→ **Description of the task**:
Say how many lines of these entries include the word "role", and answer with the number alone.

→ **Data for this exercise**:
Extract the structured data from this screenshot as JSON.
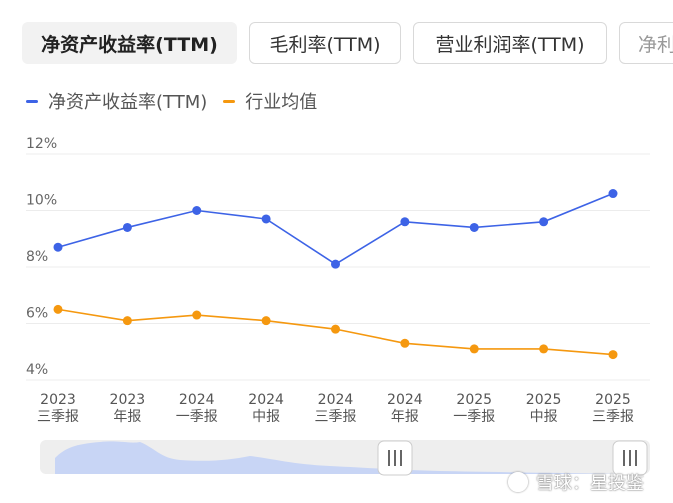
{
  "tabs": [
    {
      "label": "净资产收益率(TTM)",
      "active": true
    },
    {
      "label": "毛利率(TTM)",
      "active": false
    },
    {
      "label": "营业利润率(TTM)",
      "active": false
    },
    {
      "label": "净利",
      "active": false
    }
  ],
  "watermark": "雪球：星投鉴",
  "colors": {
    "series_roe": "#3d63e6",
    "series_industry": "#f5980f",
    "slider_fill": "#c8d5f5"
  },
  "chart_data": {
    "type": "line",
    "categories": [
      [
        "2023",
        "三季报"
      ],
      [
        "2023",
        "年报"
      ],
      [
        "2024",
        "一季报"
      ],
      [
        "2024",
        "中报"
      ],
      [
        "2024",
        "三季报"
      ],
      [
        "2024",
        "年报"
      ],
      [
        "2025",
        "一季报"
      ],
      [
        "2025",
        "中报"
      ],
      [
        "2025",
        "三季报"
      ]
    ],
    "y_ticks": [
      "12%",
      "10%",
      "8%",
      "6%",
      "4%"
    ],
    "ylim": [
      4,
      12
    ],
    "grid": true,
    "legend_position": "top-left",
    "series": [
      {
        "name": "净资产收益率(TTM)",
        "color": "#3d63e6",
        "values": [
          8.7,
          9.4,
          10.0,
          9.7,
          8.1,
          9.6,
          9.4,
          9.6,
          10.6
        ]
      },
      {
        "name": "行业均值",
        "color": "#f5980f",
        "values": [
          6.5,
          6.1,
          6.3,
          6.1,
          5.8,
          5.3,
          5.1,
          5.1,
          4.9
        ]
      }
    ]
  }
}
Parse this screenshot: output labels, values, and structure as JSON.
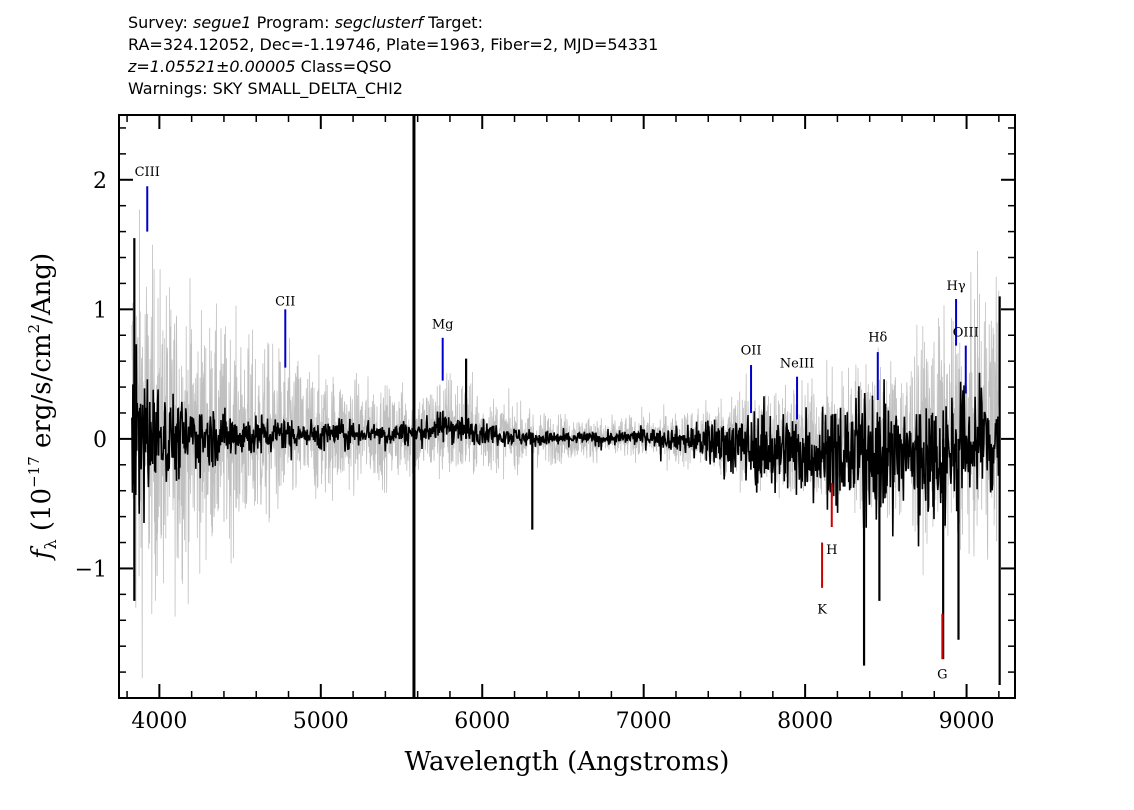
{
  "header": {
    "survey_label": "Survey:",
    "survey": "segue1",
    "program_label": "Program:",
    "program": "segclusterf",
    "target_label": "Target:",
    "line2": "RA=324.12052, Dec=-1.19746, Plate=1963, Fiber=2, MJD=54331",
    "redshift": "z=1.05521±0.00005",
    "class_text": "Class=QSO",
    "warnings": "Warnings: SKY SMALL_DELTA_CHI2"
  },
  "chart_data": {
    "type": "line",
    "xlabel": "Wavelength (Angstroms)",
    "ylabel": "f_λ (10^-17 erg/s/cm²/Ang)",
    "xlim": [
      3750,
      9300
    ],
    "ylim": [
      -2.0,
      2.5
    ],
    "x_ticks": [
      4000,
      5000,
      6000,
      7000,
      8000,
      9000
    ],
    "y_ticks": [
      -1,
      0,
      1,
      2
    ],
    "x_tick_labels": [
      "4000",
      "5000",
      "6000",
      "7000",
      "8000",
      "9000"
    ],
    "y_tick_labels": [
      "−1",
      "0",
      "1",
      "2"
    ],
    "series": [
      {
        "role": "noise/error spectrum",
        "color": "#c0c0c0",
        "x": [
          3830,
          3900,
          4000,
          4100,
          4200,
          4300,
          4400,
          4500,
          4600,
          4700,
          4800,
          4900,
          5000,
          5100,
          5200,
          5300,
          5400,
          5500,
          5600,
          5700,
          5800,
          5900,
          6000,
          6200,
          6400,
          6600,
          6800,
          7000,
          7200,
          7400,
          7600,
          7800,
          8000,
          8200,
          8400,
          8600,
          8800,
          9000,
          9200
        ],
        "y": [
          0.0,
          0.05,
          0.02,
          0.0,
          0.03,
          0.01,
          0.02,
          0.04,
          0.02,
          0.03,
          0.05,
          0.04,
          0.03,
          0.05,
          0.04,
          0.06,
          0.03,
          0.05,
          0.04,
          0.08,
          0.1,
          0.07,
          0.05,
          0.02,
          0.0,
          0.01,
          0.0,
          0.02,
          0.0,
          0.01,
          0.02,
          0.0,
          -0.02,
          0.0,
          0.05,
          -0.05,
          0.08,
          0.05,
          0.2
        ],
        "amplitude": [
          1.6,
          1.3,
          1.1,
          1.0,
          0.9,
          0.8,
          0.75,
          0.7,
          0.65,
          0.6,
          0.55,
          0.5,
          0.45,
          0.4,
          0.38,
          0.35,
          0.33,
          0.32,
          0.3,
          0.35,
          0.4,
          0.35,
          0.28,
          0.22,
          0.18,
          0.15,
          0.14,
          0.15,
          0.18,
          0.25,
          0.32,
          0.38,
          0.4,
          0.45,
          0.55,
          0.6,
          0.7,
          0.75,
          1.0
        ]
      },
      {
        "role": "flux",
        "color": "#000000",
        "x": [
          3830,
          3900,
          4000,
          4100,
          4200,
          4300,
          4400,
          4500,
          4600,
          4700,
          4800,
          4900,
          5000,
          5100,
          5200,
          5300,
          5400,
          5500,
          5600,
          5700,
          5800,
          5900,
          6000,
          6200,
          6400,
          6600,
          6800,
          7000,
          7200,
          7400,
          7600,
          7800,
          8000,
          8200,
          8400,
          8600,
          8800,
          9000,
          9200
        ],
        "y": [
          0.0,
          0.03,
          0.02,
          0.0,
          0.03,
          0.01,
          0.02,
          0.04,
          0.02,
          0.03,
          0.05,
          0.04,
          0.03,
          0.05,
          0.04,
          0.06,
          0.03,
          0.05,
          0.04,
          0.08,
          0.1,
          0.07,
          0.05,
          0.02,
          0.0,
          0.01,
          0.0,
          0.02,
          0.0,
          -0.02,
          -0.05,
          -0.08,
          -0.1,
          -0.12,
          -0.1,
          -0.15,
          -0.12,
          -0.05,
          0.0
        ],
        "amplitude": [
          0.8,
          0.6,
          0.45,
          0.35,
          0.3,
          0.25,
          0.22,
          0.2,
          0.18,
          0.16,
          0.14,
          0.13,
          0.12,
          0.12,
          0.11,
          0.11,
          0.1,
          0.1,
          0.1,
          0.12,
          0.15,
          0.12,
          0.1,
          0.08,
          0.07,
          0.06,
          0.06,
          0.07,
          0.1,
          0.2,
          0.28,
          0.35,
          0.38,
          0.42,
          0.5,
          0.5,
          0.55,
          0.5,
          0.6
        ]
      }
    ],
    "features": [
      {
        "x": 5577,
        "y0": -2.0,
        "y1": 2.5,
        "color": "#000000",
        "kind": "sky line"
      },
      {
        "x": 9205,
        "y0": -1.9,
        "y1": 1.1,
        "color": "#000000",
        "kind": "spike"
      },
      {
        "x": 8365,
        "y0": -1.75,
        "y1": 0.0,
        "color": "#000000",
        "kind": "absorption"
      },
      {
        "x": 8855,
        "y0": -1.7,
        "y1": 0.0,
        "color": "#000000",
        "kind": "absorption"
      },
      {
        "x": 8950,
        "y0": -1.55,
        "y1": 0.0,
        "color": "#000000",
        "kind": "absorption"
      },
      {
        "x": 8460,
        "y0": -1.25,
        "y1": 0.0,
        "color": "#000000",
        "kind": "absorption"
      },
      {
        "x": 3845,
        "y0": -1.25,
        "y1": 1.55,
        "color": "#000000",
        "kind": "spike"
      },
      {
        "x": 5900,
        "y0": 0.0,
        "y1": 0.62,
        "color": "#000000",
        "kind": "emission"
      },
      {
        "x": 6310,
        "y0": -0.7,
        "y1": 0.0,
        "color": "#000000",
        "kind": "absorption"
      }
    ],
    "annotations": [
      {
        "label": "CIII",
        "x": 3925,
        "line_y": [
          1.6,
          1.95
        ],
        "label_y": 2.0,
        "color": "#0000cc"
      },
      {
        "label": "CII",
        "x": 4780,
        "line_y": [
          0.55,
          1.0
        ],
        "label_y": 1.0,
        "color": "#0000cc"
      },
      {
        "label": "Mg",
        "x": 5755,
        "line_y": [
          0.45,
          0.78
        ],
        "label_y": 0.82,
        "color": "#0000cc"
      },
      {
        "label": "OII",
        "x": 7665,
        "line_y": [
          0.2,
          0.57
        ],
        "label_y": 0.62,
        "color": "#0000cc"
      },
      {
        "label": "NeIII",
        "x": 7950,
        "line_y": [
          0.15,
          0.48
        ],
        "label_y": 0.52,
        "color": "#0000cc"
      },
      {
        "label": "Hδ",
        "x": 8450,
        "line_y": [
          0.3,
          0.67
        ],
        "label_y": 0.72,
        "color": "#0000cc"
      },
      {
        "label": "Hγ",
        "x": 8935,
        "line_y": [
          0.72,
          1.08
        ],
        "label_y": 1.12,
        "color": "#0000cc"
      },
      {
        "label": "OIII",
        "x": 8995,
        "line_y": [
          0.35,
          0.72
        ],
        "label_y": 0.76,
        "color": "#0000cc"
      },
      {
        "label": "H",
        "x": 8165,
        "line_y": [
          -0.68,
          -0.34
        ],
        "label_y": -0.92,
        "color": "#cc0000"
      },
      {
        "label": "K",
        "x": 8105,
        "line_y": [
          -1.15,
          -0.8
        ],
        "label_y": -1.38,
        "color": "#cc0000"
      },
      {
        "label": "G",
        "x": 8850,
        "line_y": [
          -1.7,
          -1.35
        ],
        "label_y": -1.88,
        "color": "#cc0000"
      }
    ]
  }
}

→ **Task solution**:
2